Written request
From the entries below, copy every line that holds the word "color".

Figure record listings

- - - - -

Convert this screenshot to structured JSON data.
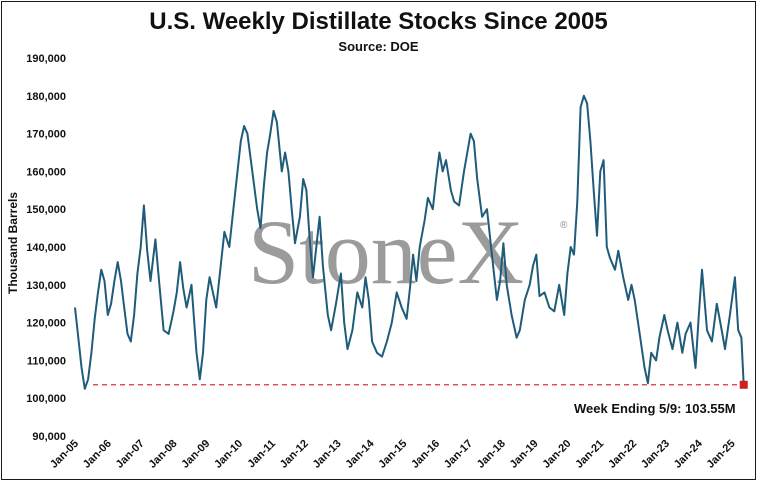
{
  "chart_data": {
    "type": "line",
    "title": "U.S. Weekly Distillate Stocks Since 2005",
    "subtitle": "Source: DOE",
    "xlabel": "",
    "ylabel": "Thousand Barrels",
    "ylim": [
      90000,
      190000
    ],
    "yticks": [
      90000,
      100000,
      110000,
      120000,
      130000,
      140000,
      150000,
      160000,
      170000,
      180000,
      190000
    ],
    "ytick_labels": [
      "90,000",
      "100,000",
      "110,000",
      "120,000",
      "130,000",
      "140,000",
      "150,000",
      "160,000",
      "170,000",
      "180,000",
      "190,000"
    ],
    "xlim": [
      2005.0,
      2025.5
    ],
    "xticks": [
      2005,
      2006,
      2007,
      2008,
      2009,
      2010,
      2011,
      2012,
      2013,
      2014,
      2015,
      2016,
      2017,
      2018,
      2019,
      2020,
      2021,
      2022,
      2023,
      2024,
      2025
    ],
    "xtick_labels": [
      "Jan-05",
      "Jan-06",
      "Jan-07",
      "Jan-08",
      "Jan-09",
      "Jan-10",
      "Jan-11",
      "Jan-12",
      "Jan-13",
      "Jan-14",
      "Jan-15",
      "Jan-16",
      "Jan-17",
      "Jan-18",
      "Jan-19",
      "Jan-20",
      "Jan-21",
      "Jan-22",
      "Jan-23",
      "Jan-24",
      "Jan-25"
    ],
    "grid": false,
    "legend": false,
    "series": [
      {
        "color": "#1f5c7a",
        "points": [
          [
            2005.0,
            124000
          ],
          [
            2005.1,
            116000
          ],
          [
            2005.2,
            108000
          ],
          [
            2005.3,
            102500
          ],
          [
            2005.4,
            105000
          ],
          [
            2005.5,
            112000
          ],
          [
            2005.6,
            121000
          ],
          [
            2005.7,
            128000
          ],
          [
            2005.8,
            134000
          ],
          [
            2005.9,
            131000
          ],
          [
            2006.0,
            122000
          ],
          [
            2006.1,
            125000
          ],
          [
            2006.2,
            131000
          ],
          [
            2006.3,
            136000
          ],
          [
            2006.4,
            131000
          ],
          [
            2006.5,
            124000
          ],
          [
            2006.6,
            117000
          ],
          [
            2006.7,
            115000
          ],
          [
            2006.8,
            122000
          ],
          [
            2006.9,
            133000
          ],
          [
            2007.0,
            140000
          ],
          [
            2007.1,
            151000
          ],
          [
            2007.2,
            139000
          ],
          [
            2007.3,
            131000
          ],
          [
            2007.45,
            142000
          ],
          [
            2007.55,
            132000
          ],
          [
            2007.7,
            118000
          ],
          [
            2007.85,
            117000
          ],
          [
            2008.0,
            123000
          ],
          [
            2008.1,
            128000
          ],
          [
            2008.2,
            136000
          ],
          [
            2008.3,
            129000
          ],
          [
            2008.4,
            124000
          ],
          [
            2008.55,
            130000
          ],
          [
            2008.7,
            112000
          ],
          [
            2008.8,
            105000
          ],
          [
            2008.9,
            112000
          ],
          [
            2009.0,
            126000
          ],
          [
            2009.1,
            132000
          ],
          [
            2009.2,
            128000
          ],
          [
            2009.3,
            124000
          ],
          [
            2009.45,
            136000
          ],
          [
            2009.55,
            144000
          ],
          [
            2009.7,
            140000
          ],
          [
            2009.85,
            152000
          ],
          [
            2009.95,
            160000
          ],
          [
            2010.05,
            168000
          ],
          [
            2010.15,
            172000
          ],
          [
            2010.25,
            170000
          ],
          [
            2010.4,
            160000
          ],
          [
            2010.55,
            150000
          ],
          [
            2010.65,
            145000
          ],
          [
            2010.75,
            156000
          ],
          [
            2010.85,
            165000
          ],
          [
            2010.95,
            170000
          ],
          [
            2011.05,
            176000
          ],
          [
            2011.15,
            173000
          ],
          [
            2011.3,
            160000
          ],
          [
            2011.4,
            165000
          ],
          [
            2011.5,
            160000
          ],
          [
            2011.6,
            150000
          ],
          [
            2011.7,
            141000
          ],
          [
            2011.85,
            148000
          ],
          [
            2011.95,
            158000
          ],
          [
            2012.05,
            155000
          ],
          [
            2012.15,
            142000
          ],
          [
            2012.25,
            132000
          ],
          [
            2012.35,
            140000
          ],
          [
            2012.45,
            148000
          ],
          [
            2012.55,
            135000
          ],
          [
            2012.7,
            122000
          ],
          [
            2012.8,
            118000
          ],
          [
            2012.95,
            125000
          ],
          [
            2013.1,
            133000
          ],
          [
            2013.2,
            120000
          ],
          [
            2013.3,
            113000
          ],
          [
            2013.45,
            118000
          ],
          [
            2013.6,
            128000
          ],
          [
            2013.75,
            124000
          ],
          [
            2013.85,
            132000
          ],
          [
            2013.95,
            126000
          ],
          [
            2014.05,
            115000
          ],
          [
            2014.2,
            112000
          ],
          [
            2014.35,
            111000
          ],
          [
            2014.5,
            115000
          ],
          [
            2014.65,
            120000
          ],
          [
            2014.8,
            128000
          ],
          [
            2014.95,
            124000
          ],
          [
            2015.1,
            121000
          ],
          [
            2015.2,
            129000
          ],
          [
            2015.3,
            138000
          ],
          [
            2015.4,
            131000
          ],
          [
            2015.5,
            140000
          ],
          [
            2015.65,
            147000
          ],
          [
            2015.75,
            153000
          ],
          [
            2015.9,
            150000
          ],
          [
            2016.0,
            158000
          ],
          [
            2016.1,
            165000
          ],
          [
            2016.2,
            160000
          ],
          [
            2016.3,
            163000
          ],
          [
            2016.45,
            155000
          ],
          [
            2016.55,
            152000
          ],
          [
            2016.7,
            151000
          ],
          [
            2016.85,
            160000
          ],
          [
            2016.95,
            165000
          ],
          [
            2017.05,
            170000
          ],
          [
            2017.15,
            168000
          ],
          [
            2017.25,
            158000
          ],
          [
            2017.4,
            148000
          ],
          [
            2017.55,
            150000
          ],
          [
            2017.7,
            138000
          ],
          [
            2017.85,
            126000
          ],
          [
            2017.95,
            131000
          ],
          [
            2018.05,
            141000
          ],
          [
            2018.15,
            130000
          ],
          [
            2018.3,
            122000
          ],
          [
            2018.45,
            116000
          ],
          [
            2018.55,
            118000
          ],
          [
            2018.7,
            126000
          ],
          [
            2018.85,
            130000
          ],
          [
            2018.95,
            135000
          ],
          [
            2019.05,
            138000
          ],
          [
            2019.15,
            127000
          ],
          [
            2019.3,
            128000
          ],
          [
            2019.45,
            124000
          ],
          [
            2019.6,
            123000
          ],
          [
            2019.75,
            130000
          ],
          [
            2019.9,
            122000
          ],
          [
            2020.0,
            133000
          ],
          [
            2020.1,
            140000
          ],
          [
            2020.2,
            138000
          ],
          [
            2020.3,
            152000
          ],
          [
            2020.4,
            177000
          ],
          [
            2020.5,
            180000
          ],
          [
            2020.6,
            178000
          ],
          [
            2020.7,
            168000
          ],
          [
            2020.8,
            155000
          ],
          [
            2020.9,
            143000
          ],
          [
            2021.0,
            160000
          ],
          [
            2021.1,
            163000
          ],
          [
            2021.2,
            140000
          ],
          [
            2021.3,
            137000
          ],
          [
            2021.45,
            134000
          ],
          [
            2021.55,
            139000
          ],
          [
            2021.7,
            132000
          ],
          [
            2021.85,
            126000
          ],
          [
            2021.95,
            130000
          ],
          [
            2022.05,
            126000
          ],
          [
            2022.2,
            117000
          ],
          [
            2022.35,
            108000
          ],
          [
            2022.45,
            104000
          ],
          [
            2022.55,
            112000
          ],
          [
            2022.7,
            110000
          ],
          [
            2022.8,
            116000
          ],
          [
            2022.95,
            122000
          ],
          [
            2023.05,
            118000
          ],
          [
            2023.2,
            113000
          ],
          [
            2023.35,
            120000
          ],
          [
            2023.5,
            112000
          ],
          [
            2023.6,
            117000
          ],
          [
            2023.75,
            120000
          ],
          [
            2023.9,
            108000
          ],
          [
            2024.0,
            122000
          ],
          [
            2024.1,
            134000
          ],
          [
            2024.25,
            118000
          ],
          [
            2024.4,
            115000
          ],
          [
            2024.55,
            125000
          ],
          [
            2024.7,
            118000
          ],
          [
            2024.8,
            113000
          ],
          [
            2024.95,
            122000
          ],
          [
            2025.1,
            132000
          ],
          [
            2025.2,
            118000
          ],
          [
            2025.3,
            116000
          ],
          [
            2025.37,
            103550
          ]
        ]
      }
    ],
    "reference_line": {
      "value": 103550,
      "color": "#e03030",
      "style": "dashed"
    },
    "end_marker": {
      "x": 2025.37,
      "y": 103550,
      "color": "#cc2222"
    },
    "annotation": "Week Ending 5/9:  103.55M",
    "watermark": "StoneX"
  }
}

- - - - -

Exercise result
        "color": "#1f5c7a",
      "color": "#e03030",
      "color": "#cc2222"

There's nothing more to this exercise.